School Cred: How Much Time Have Ed. Reformers Actually Spent in the Classroom?
I came across an interesting little article on Takepart.com, the piece chronicles how much time education reformers have actually spent in the classroom teaching. Where I would differ with the article is that it lumps Diane Ravitch in with the Ed Reformers. Well, that would be news to the reformers as they consistently label Ms. Ravitch as a member of the “status quo.”
The section on Randi Weingarten is especially interesting to me. I have often wondered about the head of the American Federation of Teachers (AFT). The reason I have been wondering about her is that I am consistently finding articles about Diane Ravitch speaking up for teachers, while at the same time, I almost never come across any articles about the head of one of the largest teachers unions in the country speaking up for teachers…go figure.
After reading this article can anyone explain to me why Arne Duncan is the Education Secretary of the United States of America when he has NEVER set foot, not for even one full day of teaching, in an American Public School?
They are among the most influential change-makers in American public education. Their words and deeds have the power to influence the way districts are governed, schools are run, and children are taught.
But does their knowledge come from experience? How many years have today’s top reformers spent on the frontlines of America’s classrooms learning what it takes for schools to thrive?
TakePart did a little digging, and here’s what we found:
ARNE DUNCAN: U.S. Secretary of Education since 2009, Duncan has the final say on major policy decisions, including how billions of Race to the Top dollars are spent.
Before his appointment, Duncan served as CEO of the Chicago Public Schools for seven years. He ran a nonprofit education foundation from 1992-1998, and as a college student, tutored children at his mother’s afterschool program. Duncan was never a classroom teacher.
RANDI WEINGARTEN: As head of the American Federation of Teachers (AFT), Weingarten represents 1.5 million educators and school personnel. She recently commented that education reformers “wouldn’t last 10 minutes in a classroom,” yet her own teaching experience is surprisingly limited.
According to Weingarten’s official bio, she taught high school history from 1991-1997. But when Education Action Group checked Weingarten’s employee personnel file at NYC’s Department of Education, they only found record of a provisional teaching license and a certificate to serve as a substitute teacher. There was no record indicating that Weingarten ever taught full-time in any K-12 public school.
MICHELLE RHEE: Formerly the Chancellor of D.C. Public Schools, and founder of The New Teacher Project, Rhee now heads the influential political advocacy organization StudentsFirstwhich supports reform legislation in multiple states.
Rhee’s first experience in education was as a Teach for America corps member. She taught third grade in Baltimore for three years.
A vocal supporter of charter schools, overhauling teacher evaluation systems, merit pay, and tenure reform, Bill Gates has no background in education, and was never a classroom teacher.
DIANE RAVITCH: Ravitch is an education historian, policy analyst, and professor at NYU. From 1991 to 1993, she was Assistant Secretary of Education under President George H.W. Bush.
WENDY KOPP: CEO and founder of Teach for America, Wendy Kopp’s organization trained over 24,000 talented college students to teach in high-need schools.
This year’s 9,300 corps members will reach 600,000 students. A 2011 Harvard research studyfound that Teach For America produces more founders and leaders of education organizations than any other program. Kopp has never been a classroom teacher.
JONAH EDELMAN: Son of civil rights activist Marian Wright Edelman, Jonah Edelman is cofounder and CEO of Stand for Children—a grassroots education advocacy organization with affiliates in nine states. Edelman came under fire recently for remarks he made about using lobbyists and campaign funding to push through controversial reform legislation in Illinois.
Though he tutored a child in reading, cofounded a mentorship program, and led an enrichment program for children living in public housing, Edelman never taught in a public school.
• • • • •
DIRECTIONS FOR THIS TASK:
Transcribe the stretch of the classroom-experience article from "The section on" through "children are taught.".

DATA SHOWN:
• • • • •
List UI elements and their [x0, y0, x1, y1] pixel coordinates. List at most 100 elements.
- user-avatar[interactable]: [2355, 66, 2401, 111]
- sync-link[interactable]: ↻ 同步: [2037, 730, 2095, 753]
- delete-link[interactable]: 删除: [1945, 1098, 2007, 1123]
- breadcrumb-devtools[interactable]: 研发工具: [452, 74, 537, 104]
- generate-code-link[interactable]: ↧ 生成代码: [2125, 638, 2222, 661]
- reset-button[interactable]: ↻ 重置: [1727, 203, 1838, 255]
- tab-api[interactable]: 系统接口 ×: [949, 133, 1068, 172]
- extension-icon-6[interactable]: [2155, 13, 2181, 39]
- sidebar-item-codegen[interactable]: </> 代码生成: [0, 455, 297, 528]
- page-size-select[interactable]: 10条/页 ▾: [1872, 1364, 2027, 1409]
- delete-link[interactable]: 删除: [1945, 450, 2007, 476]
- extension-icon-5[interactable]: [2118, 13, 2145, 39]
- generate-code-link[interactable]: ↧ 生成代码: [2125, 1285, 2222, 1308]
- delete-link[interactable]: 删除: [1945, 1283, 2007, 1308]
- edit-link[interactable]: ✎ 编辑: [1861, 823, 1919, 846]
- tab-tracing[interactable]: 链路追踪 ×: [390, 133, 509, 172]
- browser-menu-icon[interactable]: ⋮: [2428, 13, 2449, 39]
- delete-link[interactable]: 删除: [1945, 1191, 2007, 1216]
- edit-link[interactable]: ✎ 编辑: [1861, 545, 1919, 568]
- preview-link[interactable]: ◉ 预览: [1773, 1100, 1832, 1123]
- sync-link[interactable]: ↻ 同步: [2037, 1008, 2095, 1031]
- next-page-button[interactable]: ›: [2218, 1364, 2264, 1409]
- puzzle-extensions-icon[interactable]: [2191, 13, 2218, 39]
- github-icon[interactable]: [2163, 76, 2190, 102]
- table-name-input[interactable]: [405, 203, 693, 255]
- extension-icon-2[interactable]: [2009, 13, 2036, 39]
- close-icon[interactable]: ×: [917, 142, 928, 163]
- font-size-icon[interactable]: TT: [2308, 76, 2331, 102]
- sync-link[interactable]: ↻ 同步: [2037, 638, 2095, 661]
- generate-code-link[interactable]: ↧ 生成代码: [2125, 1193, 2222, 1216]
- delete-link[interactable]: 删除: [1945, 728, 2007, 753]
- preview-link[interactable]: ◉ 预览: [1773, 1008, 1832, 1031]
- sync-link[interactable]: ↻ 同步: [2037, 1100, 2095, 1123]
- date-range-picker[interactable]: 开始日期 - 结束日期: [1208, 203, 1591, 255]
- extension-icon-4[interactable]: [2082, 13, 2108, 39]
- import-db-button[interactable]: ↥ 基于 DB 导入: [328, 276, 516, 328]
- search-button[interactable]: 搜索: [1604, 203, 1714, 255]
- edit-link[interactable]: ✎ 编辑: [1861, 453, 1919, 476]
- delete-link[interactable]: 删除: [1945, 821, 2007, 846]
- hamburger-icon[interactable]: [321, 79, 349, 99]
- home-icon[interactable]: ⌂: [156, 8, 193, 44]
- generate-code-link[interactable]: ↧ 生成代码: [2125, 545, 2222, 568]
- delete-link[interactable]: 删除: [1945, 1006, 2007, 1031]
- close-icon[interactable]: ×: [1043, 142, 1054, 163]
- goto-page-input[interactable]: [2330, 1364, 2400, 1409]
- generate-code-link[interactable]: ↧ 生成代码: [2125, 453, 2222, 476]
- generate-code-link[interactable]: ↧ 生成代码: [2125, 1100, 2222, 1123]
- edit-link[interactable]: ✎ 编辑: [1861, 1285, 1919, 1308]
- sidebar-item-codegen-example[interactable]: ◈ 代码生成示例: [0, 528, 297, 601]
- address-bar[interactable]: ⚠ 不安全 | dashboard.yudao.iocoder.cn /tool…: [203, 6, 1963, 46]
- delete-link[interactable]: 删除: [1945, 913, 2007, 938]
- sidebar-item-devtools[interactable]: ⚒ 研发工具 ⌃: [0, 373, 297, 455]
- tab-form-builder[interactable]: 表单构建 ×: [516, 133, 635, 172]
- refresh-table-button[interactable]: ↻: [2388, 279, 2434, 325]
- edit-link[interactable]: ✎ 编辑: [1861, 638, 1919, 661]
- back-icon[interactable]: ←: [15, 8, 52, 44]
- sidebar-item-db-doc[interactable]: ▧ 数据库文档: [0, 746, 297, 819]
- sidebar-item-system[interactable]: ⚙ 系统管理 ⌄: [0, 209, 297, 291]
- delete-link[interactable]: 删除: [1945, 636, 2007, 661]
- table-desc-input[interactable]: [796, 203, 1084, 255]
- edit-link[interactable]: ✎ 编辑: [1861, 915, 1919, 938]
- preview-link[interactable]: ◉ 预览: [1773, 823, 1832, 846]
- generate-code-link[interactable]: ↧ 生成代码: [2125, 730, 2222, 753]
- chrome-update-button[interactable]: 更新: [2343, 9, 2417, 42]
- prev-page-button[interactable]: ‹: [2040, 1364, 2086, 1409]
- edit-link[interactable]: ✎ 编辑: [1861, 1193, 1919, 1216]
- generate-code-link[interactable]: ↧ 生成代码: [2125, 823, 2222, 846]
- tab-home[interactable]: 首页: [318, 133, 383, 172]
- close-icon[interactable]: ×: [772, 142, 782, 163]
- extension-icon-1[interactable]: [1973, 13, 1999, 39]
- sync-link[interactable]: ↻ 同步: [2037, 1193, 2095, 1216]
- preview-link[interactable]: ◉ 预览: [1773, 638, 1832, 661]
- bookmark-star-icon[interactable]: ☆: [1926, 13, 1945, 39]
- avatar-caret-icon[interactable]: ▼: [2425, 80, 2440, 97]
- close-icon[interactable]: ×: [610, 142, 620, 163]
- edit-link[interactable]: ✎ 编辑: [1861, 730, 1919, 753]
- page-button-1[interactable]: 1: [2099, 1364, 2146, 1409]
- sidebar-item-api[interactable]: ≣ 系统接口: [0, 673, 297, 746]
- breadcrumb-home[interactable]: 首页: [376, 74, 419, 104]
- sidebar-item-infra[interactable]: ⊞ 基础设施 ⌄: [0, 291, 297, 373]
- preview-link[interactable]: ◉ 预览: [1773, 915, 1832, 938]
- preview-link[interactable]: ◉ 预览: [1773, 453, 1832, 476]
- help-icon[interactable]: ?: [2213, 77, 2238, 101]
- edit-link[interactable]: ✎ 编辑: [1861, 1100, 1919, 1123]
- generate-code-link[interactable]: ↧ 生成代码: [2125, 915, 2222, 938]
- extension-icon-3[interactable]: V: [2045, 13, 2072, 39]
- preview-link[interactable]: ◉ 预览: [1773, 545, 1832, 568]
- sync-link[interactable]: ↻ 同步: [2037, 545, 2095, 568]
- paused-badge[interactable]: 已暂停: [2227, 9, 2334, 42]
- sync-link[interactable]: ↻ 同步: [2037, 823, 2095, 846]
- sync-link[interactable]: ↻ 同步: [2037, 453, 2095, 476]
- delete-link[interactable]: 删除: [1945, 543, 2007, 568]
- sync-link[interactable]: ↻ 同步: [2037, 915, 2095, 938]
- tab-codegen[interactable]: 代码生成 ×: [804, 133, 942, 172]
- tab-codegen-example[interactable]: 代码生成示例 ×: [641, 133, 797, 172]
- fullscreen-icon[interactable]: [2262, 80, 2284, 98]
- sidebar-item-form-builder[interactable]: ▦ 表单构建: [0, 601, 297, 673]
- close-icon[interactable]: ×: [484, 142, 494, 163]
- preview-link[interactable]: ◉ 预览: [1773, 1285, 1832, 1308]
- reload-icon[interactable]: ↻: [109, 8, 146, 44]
• • • • •
RESPONSE AREA:
The section on Randi Weingarten is especially interesting to me. I have often wondered about the head of the American Federation of Teachers (AFT). The reason I have been wondering about her is that I am consistently finding articles about Diane Ravitch speaking up for teachers, while at the same time, I almost never come across any articles about the head of one of the largest teachers unions in the country speaking up for teachers…go figure.
After reading this article can anyone explain to me why Arne Duncan is the Education Secretary of the United States of America when he has NEVER set foot, not for even one full day of teaching, in an American Public School?
They are among the most influential change-makers in American public education. Their words and deeds have the power to influence the way districts are governed, schools are run, and children are taught.